[AIM]
The records that follow should be retyped word for word.

[Lines of data]
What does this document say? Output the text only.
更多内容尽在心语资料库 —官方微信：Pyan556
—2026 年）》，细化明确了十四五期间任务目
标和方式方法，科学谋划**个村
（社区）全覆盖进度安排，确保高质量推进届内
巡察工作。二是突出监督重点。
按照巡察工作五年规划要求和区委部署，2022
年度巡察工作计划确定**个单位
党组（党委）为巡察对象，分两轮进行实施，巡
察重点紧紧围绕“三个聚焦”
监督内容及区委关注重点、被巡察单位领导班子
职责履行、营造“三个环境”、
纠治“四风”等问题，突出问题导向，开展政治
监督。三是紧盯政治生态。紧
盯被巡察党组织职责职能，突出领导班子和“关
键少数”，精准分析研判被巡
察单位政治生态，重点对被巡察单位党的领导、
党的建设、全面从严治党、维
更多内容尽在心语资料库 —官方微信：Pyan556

[TASK ANSWER]
What does this document say? Output the text only.
更多内容尽在心语资料库 —官方微信：Pyan556
—2026 年）》，细化明确了十四五期间任务目
标和方式方法，科学谋划**个村
（社区）全覆盖进度安排，确保高质量推进届内
巡察工作。二是突出监督重点。
按照巡察工作五年规划要求和区委部署，2022
年度巡察工作计划确定**个单位
党组（党委）为巡察对象，分两轮进行实施，巡
察重点紧紧围绕“三个聚焦”
监督内容及区委关注重点、被巡察单位领导班子
职责履行、营造“三个环境”、
纠治“四风”等问题，突出问题导向，开展政治
监督。三是紧盯政治生态。紧
盯被巡察党组织职责职能，突出领导班子和“关
键少数”，精准分析研判被巡
察单位政治生态，重点对被巡察单位党的领导、
党的建设、全面从严治党、维
更多内容尽在心语资料库 —官方微信：Pyan556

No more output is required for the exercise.